- WRITTEN TASK -
Write out the material again word for word, dropping any images it holds.

[BEGIN]

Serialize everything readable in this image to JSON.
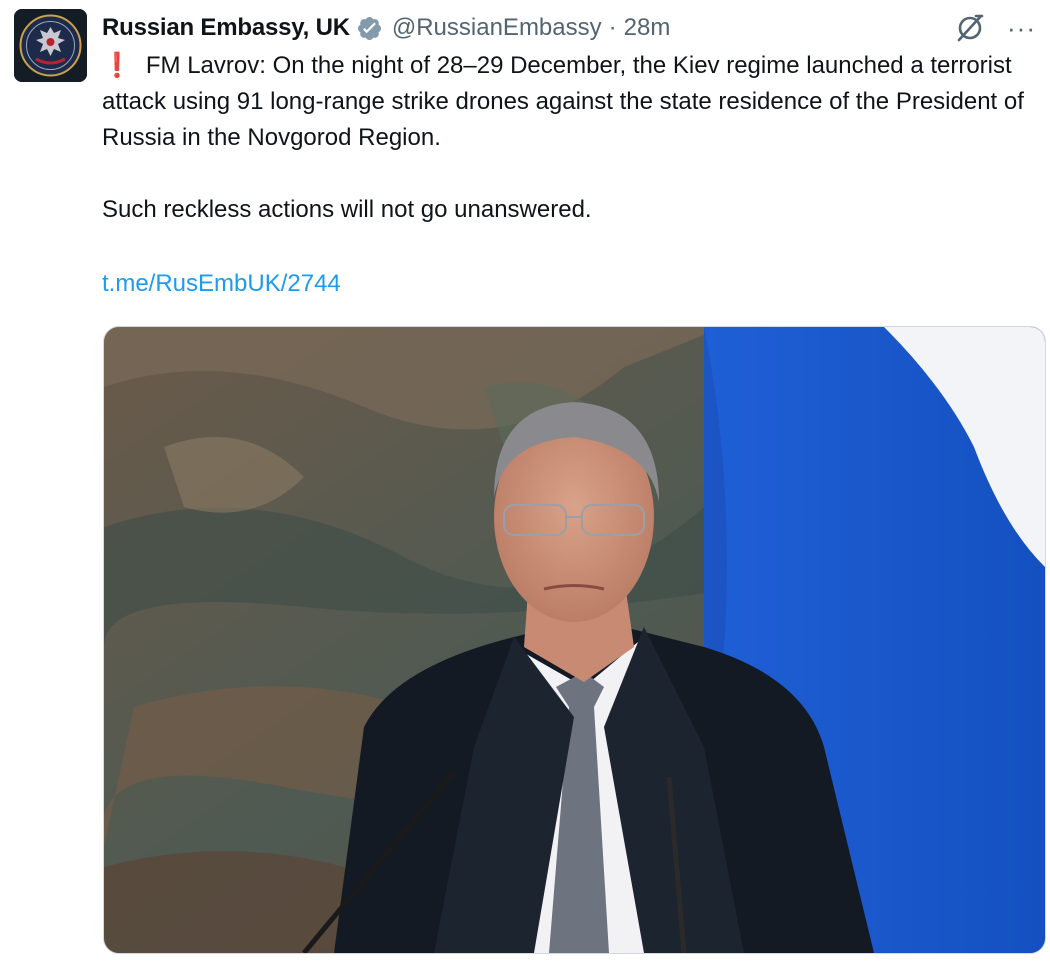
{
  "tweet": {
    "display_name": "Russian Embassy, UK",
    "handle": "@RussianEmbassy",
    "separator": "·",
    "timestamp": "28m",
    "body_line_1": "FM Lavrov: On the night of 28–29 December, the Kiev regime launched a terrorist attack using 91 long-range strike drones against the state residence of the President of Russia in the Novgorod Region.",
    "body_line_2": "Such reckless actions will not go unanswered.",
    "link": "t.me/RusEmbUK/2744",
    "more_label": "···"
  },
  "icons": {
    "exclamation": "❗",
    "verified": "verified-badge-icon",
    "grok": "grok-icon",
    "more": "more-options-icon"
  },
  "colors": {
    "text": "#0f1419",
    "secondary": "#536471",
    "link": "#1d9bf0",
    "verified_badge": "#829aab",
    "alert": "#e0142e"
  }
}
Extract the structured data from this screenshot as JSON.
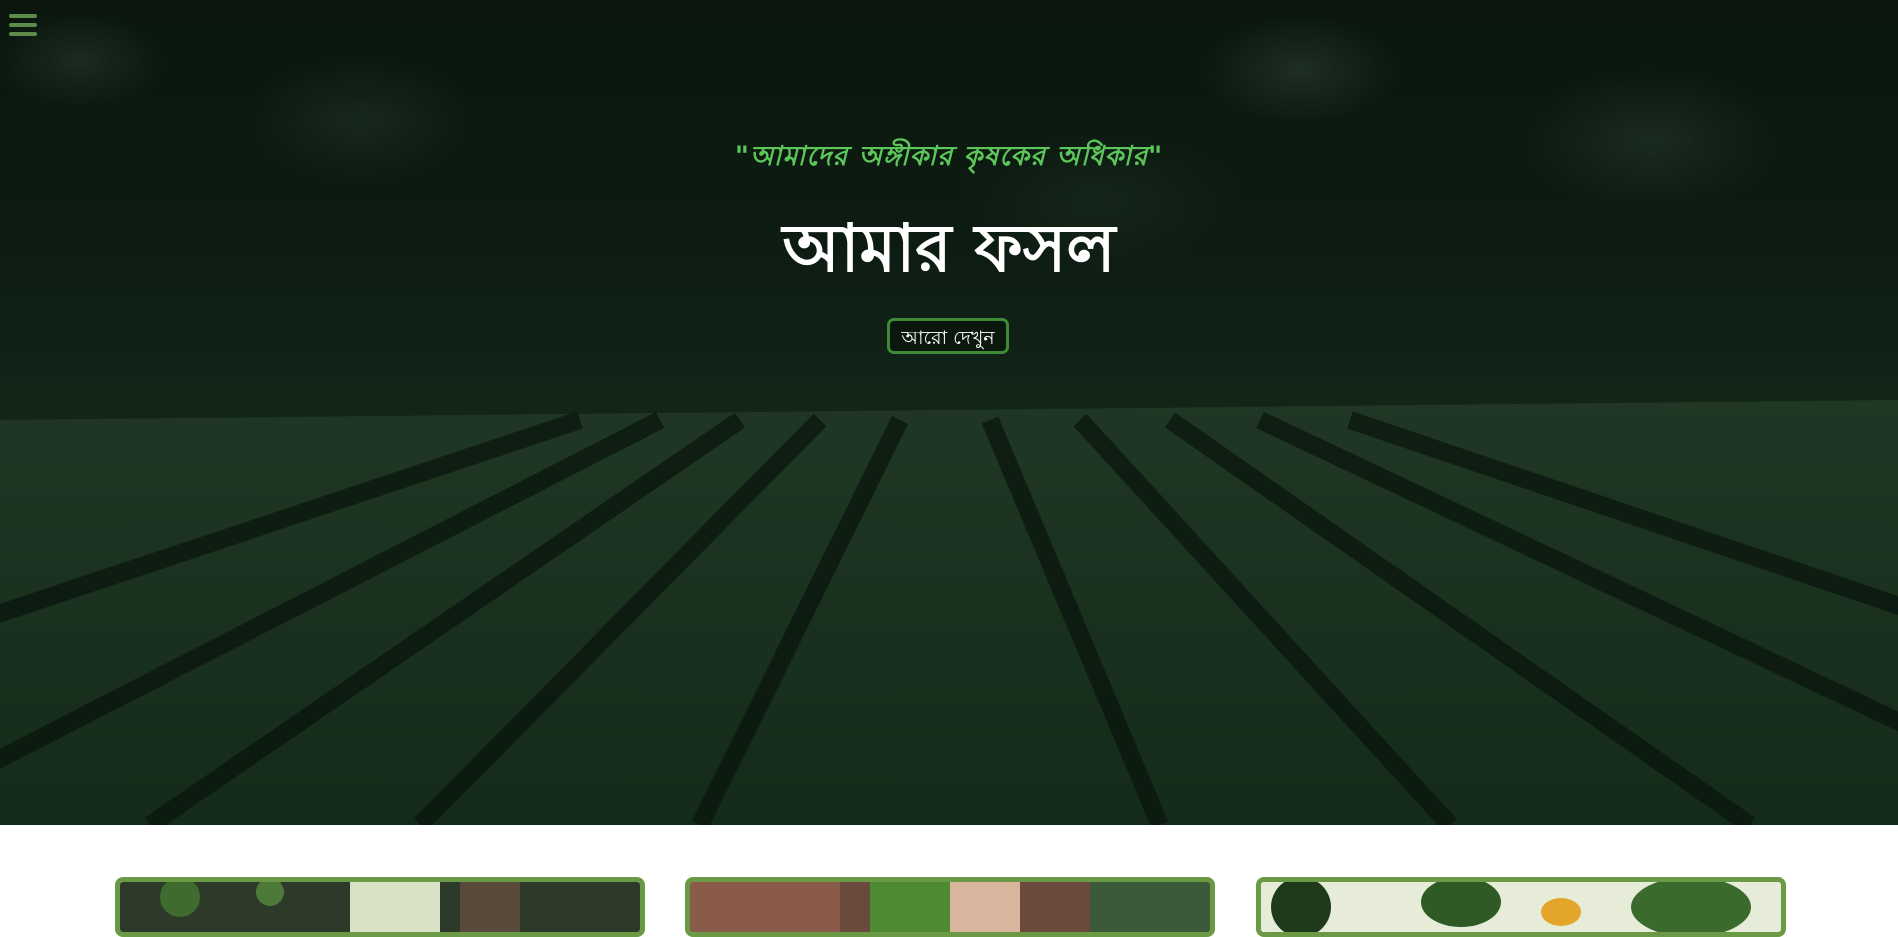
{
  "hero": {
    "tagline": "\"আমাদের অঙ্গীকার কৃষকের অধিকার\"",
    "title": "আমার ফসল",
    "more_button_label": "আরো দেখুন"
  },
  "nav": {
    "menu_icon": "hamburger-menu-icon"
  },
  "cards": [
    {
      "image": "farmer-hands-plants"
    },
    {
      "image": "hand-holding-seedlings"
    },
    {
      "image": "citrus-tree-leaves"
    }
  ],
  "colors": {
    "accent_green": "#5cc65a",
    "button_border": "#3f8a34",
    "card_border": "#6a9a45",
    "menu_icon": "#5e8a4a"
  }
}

[END]

- ANSWER -
Serialize everything readable in this image to JSON.
{
  "tweet": {
    "display_name": "Russian Embassy, UK",
    "handle": "@RussianEmbassy",
    "separator": "·",
    "timestamp": "28m",
    "body_line_1": "FM Lavrov: On the night of 28–29 December, the Kiev regime launched a terrorist attack using 91 long-range strike drones against the state residence of the President of Russia in the Novgorod Region.",
    "body_line_2": "Such reckless actions will not go unanswered.",
    "link": "t.me/RusEmbUK/2744",
    "more_label": "···"
  },
  "icons": {
    "exclamation": "❗",
    "verified": "verified-badge-icon",
    "grok": "grok-icon",
    "more": "more-options-icon"
  },
  "colors": {
    "text": "#0f1419",
    "secondary": "#536471",
    "link": "#1d9bf0",
    "verified_badge": "#829aab",
    "alert": "#e0142e"
  }
}
Extract the structured data from this screenshot as JSON.
{
  "hero": {
    "tagline": "\"আমাদের অঙ্গীকার কৃষকের অধিকার\"",
    "title": "আমার ফসল",
    "more_button_label": "আরো দেখুন"
  },
  "nav": {
    "menu_icon": "hamburger-menu-icon"
  },
  "cards": [
    {
      "image": "farmer-hands-plants"
    },
    {
      "image": "hand-holding-seedlings"
    },
    {
      "image": "citrus-tree-leaves"
    }
  ],
  "colors": {
    "accent_green": "#5cc65a",
    "button_border": "#3f8a34",
    "card_border": "#6a9a45",
    "menu_icon": "#5e8a4a"
  }
}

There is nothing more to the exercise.